-- Start --

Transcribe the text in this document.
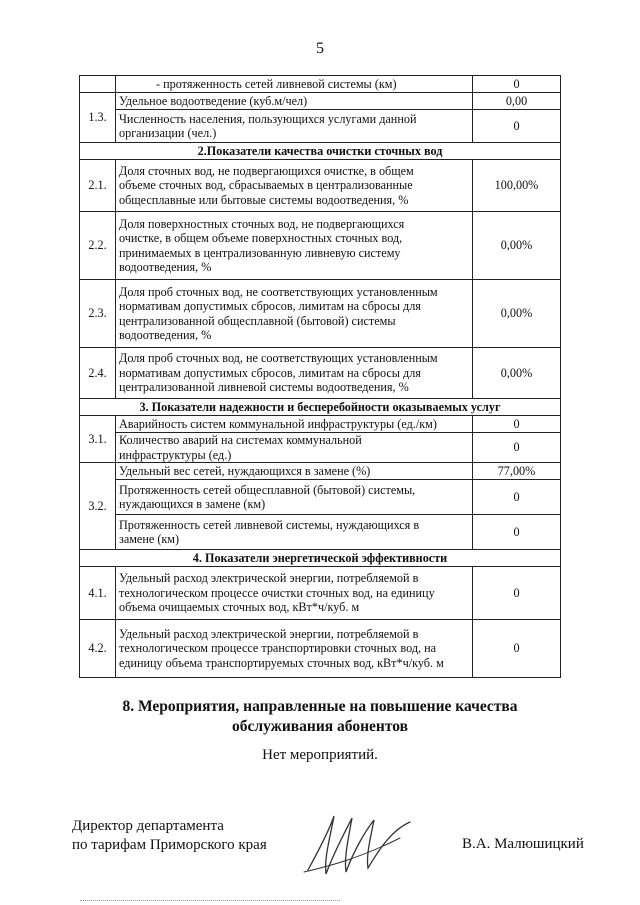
5
	- протяженность сетей ливневой системы (км)	0
1.3.	Удельное водоотведение (куб.м/чел)	0,00
	Численность населения, пользующихся услугами данной
организации (чел.)	0
2.Показатели качества очистки сточных вод		
2.1.	Доля сточных вод, не подвергающихся очистке, в общем
объеме сточных вод, сбрасываемых в централизованные
общесплавные или бытовые системы водоотведения, %	100,00%
2.2.	Доля поверхностных сточных вод, не подвергающихся
очистке, в общем объеме поверхностных сточных вод,
принимаемых в централизованную ливневую систему
водоотведения, %	0,00%
2.3.	Доля проб сточных вод, не соответствующих установленным
нормативам допустимых сбросов, лимитам на сбросы для
централизованной общесплавной (бытовой) системы
водоотведения, %	0,00%
2.4.	Доля проб сточных вод, не соответствующих установленным
нормативам допустимых сбросов, лимитам на сбросы для
централизованной ливневой системы водоотведения, %	0,00%
3. Показатели надежности и бесперебойности оказываемых услуг		
3.1.	Аварийность систем коммунальной инфраструктуры (ед./км)	0
	Количество аварий на системах коммунальной
инфраструктуры (ед.)	0
3.2.	Удельный вес сетей, нуждающихся в замене (%)	77,00%
	Протяженность сетей общесплавной (бытовой) системы,
нуждающихся в замене (км)	0
	Протяженность сетей ливневой системы, нуждающихся в
замене (км)	0
4. Показатели энергетической эффективности		
4.1.	Удельный расход электрической энергии, потребляемой в
технологическом процессе очистки сточных вод, на единицу
объема очищаемых сточных вод, кВт*ч/куб. м	0
4.2.	Удельный расход электрической энергии, потребляемой в
технологическом процессе транспортировки сточных вод, на
единицу объема транспортируемых сточных вод, кВт*ч/куб. м	0
8. Мероприятия, направленные на повышение качества
обслуживания абонентов
Нет мероприятий.
Директор департамента
по тарифам Приморского края	В.А. Малюшицкий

-- End --

### GOAL OF THE EXERCISE
Scan the listing above and identify each line holding the string "водоотведения"; copy every such line.

### EXPECTED OUTPUT
общесплавные или бытовые системы водоотведения, %	100,00%
водоотведения, %	0,00%
водоотведения, %	0,00%
централизованной ливневой системы водоотведения, %	0,00%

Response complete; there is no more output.